> Task:
Show every line in the entries below where the word "dnia" appears.
Provided records start
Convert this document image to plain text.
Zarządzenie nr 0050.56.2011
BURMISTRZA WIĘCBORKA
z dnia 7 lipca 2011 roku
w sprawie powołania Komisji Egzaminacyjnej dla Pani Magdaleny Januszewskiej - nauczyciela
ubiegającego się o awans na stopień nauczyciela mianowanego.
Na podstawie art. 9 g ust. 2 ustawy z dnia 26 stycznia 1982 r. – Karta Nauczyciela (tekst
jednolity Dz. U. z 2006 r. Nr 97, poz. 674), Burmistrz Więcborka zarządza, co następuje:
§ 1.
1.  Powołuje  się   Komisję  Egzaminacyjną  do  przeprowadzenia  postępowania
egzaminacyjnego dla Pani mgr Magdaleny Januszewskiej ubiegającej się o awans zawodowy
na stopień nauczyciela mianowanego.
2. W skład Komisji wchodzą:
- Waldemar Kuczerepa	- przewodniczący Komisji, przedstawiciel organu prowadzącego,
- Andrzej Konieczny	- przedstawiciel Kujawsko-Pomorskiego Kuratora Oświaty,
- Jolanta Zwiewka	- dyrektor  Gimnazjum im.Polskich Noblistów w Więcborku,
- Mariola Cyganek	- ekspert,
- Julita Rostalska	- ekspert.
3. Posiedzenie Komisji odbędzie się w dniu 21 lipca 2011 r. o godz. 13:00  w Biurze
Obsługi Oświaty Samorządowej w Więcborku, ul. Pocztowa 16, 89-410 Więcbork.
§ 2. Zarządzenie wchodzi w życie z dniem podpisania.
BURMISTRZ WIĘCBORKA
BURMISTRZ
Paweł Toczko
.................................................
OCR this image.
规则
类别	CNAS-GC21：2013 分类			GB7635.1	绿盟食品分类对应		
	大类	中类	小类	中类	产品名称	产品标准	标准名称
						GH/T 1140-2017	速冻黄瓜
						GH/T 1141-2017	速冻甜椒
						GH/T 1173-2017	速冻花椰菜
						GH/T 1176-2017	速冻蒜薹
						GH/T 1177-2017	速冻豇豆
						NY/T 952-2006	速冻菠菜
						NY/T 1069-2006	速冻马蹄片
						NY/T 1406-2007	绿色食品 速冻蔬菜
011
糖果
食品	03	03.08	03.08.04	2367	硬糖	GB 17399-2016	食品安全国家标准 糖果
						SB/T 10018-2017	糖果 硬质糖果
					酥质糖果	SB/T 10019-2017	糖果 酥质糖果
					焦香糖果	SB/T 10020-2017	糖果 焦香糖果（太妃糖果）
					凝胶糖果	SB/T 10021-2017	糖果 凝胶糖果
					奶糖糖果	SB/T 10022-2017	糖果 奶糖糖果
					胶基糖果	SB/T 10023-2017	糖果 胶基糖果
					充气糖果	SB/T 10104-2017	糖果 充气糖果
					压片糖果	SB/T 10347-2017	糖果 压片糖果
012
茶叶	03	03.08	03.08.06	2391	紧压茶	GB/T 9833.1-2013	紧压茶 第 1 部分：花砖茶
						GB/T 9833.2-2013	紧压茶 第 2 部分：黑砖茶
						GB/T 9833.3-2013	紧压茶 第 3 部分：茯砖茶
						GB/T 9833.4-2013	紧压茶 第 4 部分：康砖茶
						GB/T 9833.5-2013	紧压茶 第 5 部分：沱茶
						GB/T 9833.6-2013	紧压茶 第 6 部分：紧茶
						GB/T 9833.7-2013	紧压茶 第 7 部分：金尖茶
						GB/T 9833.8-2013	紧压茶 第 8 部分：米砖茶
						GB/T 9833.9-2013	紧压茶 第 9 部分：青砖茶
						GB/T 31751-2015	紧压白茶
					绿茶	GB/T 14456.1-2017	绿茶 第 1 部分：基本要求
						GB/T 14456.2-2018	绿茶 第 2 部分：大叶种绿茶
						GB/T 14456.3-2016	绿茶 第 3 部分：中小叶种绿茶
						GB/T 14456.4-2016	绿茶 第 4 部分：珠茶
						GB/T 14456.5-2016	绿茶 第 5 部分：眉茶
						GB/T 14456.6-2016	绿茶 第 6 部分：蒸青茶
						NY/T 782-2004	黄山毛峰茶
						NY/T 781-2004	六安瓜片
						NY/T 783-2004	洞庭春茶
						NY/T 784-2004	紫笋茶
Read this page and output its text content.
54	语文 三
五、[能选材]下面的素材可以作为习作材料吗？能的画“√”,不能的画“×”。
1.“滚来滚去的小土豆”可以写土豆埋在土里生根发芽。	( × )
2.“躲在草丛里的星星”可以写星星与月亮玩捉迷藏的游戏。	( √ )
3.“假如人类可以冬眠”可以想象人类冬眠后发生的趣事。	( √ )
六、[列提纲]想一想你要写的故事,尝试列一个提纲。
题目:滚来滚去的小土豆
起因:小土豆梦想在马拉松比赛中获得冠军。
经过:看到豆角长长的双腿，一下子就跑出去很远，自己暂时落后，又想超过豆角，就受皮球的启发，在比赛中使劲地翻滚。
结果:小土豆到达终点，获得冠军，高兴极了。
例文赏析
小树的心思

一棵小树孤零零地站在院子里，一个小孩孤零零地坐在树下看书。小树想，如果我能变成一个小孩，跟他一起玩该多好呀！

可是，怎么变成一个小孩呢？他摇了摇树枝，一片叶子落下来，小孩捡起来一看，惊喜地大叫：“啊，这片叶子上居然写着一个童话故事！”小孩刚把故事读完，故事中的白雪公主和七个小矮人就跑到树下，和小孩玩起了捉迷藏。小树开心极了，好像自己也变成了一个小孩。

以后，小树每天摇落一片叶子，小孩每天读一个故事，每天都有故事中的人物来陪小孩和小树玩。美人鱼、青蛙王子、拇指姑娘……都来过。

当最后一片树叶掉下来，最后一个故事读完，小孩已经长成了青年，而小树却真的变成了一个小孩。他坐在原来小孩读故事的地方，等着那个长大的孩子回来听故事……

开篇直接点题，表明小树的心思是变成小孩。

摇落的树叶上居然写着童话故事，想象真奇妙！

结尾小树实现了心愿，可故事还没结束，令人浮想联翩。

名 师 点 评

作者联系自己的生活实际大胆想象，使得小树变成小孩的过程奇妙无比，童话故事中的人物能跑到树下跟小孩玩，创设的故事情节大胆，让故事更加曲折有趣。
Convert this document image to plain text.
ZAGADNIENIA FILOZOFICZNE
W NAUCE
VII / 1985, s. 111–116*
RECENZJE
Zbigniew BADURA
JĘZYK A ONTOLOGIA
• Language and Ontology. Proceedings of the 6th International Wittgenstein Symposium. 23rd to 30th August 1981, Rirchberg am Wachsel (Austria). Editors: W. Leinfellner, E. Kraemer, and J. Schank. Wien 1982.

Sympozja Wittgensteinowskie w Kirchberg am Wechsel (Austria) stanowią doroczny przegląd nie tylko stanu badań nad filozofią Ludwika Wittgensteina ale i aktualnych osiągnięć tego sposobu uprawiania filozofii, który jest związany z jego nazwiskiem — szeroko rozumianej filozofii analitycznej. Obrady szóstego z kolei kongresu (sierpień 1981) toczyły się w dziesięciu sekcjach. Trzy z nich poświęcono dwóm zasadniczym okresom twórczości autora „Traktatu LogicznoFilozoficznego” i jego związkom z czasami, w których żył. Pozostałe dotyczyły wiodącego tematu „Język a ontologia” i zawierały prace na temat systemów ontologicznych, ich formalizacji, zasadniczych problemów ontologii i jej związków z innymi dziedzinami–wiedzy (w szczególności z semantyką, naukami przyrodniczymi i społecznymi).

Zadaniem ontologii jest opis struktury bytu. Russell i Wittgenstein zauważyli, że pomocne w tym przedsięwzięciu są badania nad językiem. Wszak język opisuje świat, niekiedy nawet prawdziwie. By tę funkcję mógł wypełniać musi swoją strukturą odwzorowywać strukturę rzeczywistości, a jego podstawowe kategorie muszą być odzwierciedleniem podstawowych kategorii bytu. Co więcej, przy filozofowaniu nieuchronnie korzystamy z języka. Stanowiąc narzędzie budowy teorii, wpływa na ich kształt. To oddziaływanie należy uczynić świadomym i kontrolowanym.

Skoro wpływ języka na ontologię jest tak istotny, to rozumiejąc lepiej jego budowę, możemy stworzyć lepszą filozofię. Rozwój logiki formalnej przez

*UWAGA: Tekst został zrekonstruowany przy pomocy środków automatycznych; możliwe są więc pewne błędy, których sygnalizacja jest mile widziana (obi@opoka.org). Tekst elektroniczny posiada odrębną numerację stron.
Provided records end
> Complete answer:
z dnia 7 lipca 2011 roku
Na podstawie art. 9 g ust. 2 ustawy z dnia 26 stycznia 1982 r. – Karta Nauczyciela (tekst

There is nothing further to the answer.